Data listing:
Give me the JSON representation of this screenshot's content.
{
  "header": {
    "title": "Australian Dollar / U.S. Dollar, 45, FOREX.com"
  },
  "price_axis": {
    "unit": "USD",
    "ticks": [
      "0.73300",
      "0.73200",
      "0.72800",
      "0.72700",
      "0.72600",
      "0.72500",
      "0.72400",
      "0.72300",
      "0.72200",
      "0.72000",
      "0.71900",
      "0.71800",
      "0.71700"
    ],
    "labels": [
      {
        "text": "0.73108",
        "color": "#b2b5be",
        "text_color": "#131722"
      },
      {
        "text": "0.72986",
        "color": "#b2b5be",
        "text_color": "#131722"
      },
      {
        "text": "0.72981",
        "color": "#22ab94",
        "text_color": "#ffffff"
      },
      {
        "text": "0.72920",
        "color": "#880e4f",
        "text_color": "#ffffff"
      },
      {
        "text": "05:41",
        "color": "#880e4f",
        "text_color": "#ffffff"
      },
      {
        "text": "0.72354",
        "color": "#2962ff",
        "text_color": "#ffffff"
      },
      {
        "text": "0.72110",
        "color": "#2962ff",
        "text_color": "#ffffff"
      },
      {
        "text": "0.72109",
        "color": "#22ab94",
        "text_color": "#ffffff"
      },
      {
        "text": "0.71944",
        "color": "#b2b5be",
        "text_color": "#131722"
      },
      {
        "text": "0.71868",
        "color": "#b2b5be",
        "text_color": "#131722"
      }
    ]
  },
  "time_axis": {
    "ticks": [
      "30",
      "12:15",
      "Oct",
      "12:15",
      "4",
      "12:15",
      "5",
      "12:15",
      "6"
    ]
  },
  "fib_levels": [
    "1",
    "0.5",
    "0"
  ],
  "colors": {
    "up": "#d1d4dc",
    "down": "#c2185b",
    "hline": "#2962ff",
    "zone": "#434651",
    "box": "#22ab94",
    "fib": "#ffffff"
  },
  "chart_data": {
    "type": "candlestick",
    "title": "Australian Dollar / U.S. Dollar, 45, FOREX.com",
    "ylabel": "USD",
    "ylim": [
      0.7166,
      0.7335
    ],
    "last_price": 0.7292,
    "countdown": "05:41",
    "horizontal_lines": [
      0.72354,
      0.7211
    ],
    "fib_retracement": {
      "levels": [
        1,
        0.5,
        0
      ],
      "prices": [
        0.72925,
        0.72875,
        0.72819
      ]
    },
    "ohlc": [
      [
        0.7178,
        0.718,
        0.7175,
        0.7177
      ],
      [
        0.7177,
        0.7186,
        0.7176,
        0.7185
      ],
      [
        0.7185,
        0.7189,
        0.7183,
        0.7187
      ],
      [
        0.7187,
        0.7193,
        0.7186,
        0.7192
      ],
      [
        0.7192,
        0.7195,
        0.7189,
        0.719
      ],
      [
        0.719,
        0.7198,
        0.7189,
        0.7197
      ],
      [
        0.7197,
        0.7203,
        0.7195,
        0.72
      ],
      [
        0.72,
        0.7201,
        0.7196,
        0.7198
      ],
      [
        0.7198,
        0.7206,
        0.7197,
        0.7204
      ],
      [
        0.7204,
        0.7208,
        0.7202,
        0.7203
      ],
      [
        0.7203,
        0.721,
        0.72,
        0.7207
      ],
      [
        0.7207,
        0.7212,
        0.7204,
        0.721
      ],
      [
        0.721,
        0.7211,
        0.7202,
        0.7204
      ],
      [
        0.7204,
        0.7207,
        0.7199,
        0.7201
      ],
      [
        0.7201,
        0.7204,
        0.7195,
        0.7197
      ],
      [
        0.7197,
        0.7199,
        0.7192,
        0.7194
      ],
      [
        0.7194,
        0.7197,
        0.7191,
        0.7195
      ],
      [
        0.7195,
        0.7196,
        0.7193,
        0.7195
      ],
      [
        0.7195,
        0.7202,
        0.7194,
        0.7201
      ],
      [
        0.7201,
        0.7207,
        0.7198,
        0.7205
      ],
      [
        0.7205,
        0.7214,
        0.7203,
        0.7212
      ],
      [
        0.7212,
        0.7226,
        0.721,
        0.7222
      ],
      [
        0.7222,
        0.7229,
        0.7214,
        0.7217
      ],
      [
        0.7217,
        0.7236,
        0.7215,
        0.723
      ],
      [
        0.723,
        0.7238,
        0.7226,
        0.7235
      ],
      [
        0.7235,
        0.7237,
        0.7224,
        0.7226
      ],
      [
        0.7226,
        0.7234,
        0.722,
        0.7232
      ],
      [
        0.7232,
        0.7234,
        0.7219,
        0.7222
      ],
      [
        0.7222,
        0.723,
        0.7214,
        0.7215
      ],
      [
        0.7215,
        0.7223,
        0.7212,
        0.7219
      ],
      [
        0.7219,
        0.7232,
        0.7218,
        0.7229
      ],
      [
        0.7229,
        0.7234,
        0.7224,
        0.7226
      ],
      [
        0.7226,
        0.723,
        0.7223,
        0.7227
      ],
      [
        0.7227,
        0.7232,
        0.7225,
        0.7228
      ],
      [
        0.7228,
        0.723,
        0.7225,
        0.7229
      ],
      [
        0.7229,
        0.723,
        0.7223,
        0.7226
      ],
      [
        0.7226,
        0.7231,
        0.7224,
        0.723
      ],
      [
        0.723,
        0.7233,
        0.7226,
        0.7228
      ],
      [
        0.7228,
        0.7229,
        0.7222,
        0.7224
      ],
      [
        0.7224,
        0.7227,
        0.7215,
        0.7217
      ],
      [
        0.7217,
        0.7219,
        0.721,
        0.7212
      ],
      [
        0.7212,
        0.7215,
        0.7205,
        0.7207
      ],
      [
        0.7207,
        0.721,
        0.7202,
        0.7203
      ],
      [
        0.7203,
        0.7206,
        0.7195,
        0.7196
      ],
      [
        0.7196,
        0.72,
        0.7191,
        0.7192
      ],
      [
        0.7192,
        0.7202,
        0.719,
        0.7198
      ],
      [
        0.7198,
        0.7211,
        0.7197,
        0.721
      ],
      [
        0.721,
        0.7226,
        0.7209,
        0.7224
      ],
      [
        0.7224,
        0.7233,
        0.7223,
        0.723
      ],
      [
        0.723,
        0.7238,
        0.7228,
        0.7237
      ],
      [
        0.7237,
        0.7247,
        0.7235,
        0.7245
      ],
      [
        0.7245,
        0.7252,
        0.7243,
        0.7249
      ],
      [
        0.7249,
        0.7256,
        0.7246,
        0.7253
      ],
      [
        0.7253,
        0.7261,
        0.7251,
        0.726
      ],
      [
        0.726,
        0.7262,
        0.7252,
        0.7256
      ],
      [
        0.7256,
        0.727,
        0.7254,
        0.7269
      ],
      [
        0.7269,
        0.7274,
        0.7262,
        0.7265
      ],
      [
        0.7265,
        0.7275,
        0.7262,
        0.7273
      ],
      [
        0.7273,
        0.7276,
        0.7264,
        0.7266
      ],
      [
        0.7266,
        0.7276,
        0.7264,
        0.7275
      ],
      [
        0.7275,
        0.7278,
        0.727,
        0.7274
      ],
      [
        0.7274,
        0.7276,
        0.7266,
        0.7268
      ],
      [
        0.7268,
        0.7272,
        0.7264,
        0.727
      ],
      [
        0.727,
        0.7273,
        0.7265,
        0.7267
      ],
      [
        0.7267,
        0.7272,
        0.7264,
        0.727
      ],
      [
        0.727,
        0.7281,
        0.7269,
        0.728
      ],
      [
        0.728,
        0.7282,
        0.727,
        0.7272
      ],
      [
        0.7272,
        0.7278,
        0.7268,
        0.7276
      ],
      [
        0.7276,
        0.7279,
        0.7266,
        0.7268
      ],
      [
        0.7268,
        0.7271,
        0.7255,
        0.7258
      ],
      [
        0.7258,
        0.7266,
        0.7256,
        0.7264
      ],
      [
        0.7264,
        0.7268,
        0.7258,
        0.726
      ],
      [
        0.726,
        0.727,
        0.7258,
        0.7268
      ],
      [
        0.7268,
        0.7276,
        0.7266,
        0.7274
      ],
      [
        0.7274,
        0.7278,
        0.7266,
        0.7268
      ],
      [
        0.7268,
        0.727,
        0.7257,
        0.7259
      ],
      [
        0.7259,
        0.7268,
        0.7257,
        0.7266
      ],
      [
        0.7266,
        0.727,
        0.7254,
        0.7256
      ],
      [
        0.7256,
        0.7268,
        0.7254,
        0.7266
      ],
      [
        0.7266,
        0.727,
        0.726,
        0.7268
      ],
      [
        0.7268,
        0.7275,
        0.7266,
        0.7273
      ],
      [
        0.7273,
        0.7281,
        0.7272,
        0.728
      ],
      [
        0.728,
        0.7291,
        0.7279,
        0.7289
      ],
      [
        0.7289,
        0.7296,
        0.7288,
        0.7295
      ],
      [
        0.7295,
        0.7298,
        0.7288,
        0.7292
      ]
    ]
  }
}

Work required: Say how many lines of the data include the word "Australian". Nothing other than the number should be given.

Completed exercise: 2